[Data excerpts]
★ ★ ★ ★ ★ ★ ★
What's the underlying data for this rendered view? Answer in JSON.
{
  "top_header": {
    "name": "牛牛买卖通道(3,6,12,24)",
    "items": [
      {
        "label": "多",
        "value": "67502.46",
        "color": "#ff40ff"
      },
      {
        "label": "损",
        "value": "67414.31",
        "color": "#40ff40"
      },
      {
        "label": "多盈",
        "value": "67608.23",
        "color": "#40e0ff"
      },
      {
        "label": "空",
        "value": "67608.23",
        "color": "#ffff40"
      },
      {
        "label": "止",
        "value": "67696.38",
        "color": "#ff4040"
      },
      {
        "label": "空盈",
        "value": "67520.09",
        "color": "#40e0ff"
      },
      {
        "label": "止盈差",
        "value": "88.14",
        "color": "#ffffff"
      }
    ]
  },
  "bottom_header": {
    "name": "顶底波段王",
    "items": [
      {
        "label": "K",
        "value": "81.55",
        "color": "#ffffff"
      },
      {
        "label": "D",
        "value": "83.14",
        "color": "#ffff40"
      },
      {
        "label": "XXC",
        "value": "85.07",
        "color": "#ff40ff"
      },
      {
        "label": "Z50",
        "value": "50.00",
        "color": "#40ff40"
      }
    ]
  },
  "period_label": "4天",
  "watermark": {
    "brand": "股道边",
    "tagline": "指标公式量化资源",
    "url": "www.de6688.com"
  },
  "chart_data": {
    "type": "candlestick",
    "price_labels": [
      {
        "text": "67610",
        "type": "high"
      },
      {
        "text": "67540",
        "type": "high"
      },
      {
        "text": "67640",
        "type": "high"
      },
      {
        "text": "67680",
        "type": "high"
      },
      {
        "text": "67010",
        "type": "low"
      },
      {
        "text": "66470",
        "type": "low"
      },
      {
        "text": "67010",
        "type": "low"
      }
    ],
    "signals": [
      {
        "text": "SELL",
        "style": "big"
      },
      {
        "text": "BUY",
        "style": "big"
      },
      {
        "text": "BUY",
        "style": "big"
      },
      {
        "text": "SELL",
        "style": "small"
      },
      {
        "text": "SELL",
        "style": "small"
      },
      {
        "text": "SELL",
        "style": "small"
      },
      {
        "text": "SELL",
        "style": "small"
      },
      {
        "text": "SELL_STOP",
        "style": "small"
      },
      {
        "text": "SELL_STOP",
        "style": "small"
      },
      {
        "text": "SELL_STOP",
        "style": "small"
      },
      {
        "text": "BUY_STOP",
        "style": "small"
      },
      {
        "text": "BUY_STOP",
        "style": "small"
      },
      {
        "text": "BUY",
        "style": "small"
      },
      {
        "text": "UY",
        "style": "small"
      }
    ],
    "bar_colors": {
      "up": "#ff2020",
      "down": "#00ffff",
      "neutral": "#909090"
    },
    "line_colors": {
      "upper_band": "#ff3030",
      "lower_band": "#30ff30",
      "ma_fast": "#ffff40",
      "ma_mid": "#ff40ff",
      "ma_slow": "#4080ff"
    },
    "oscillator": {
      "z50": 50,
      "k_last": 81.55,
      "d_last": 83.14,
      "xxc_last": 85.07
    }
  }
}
★ ★ ★ ★ ★ ★ ★
Copy out all the entries shown above, character for character.

TASK OUTPUT:
What's the underlying data for this rendered view? Answer in JSON.
{
  "top_header": {
    "name": "牛牛买卖通道(3,6,12,24)",
    "items": [
      {
        "label": "多",
        "value": "67502.46",
        "color": "#ff40ff"
      },
      {
        "label": "损",
        "value": "67414.31",
        "color": "#40ff40"
      },
      {
        "label": "多盈",
        "value": "67608.23",
        "color": "#40e0ff"
      },
      {
        "label": "空",
        "value": "67608.23",
        "color": "#ffff40"
      },
      {
        "label": "止",
        "value": "67696.38",
        "color": "#ff4040"
      },
      {
        "label": "空盈",
        "value": "67520.09",
        "color": "#40e0ff"
      },
      {
        "label": "止盈差",
        "value": "88.14",
        "color": "#ffffff"
      }
    ]
  },
  "bottom_header": {
    "name": "顶底波段王",
    "items": [
      {
        "label": "K",
        "value": "81.55",
        "color": "#ffffff"
      },
      {
        "label": "D",
        "value": "83.14",
        "color": "#ffff40"
      },
      {
        "label": "XXC",
        "value": "85.07",
        "color": "#ff40ff"
      },
      {
        "label": "Z50",
        "value": "50.00",
        "color": "#40ff40"
      }
    ]
  },
  "period_label": "4天",
  "watermark": {
    "brand": "股道边",
    "tagline": "指标公式量化资源",
    "url": "www.de6688.com"
  },
  "chart_data": {
    "type": "candlestick",
    "price_labels": [
      {
        "text": "67610",
        "type": "high"
      },
      {
        "text": "67540",
        "type": "high"
      },
      {
        "text": "67640",
        "type": "high"
      },
      {
        "text": "67680",
        "type": "high"
      },
      {
        "text": "67010",
        "type": "low"
      },
      {
        "text": "66470",
        "type": "low"
      },
      {
        "text": "67010",
        "type": "low"
      }
    ],
    "signals": [
      {
        "text": "SELL",
        "style": "big"
      },
      {
        "text": "BUY",
        "style": "big"
      },
      {
        "text": "BUY",
        "style": "big"
      },
      {
        "text": "SELL",
        "style": "small"
      },
      {
        "text": "SELL",
        "style": "small"
      },
      {
        "text": "SELL",
        "style": "small"
      },
      {
        "text": "SELL",
        "style": "small"
      },
      {
        "text": "SELL_STOP",
        "style": "small"
      },
      {
        "text": "SELL_STOP",
        "style": "small"
      },
      {
        "text": "SELL_STOP",
        "style": "small"
      },
      {
        "text": "BUY_STOP",
        "style": "small"
      },
      {
        "text": "BUY_STOP",
        "style": "small"
      },
      {
        "text": "BUY",
        "style": "small"
      },
      {
        "text": "UY",
        "style": "small"
      }
    ],
    "bar_colors": {
      "up": "#ff2020",
      "down": "#00ffff",
      "neutral": "#909090"
    },
    "line_colors": {
      "upper_band": "#ff3030",
      "lower_band": "#30ff30",
      "ma_fast": "#ffff40",
      "ma_mid": "#ff40ff",
      "ma_slow": "#4080ff"
    },
    "oscillator": {
      "z50": 50,
      "k_last": 81.55,
      "d_last": 83.14,
      "xxc_last": 85.07
    }
  }
}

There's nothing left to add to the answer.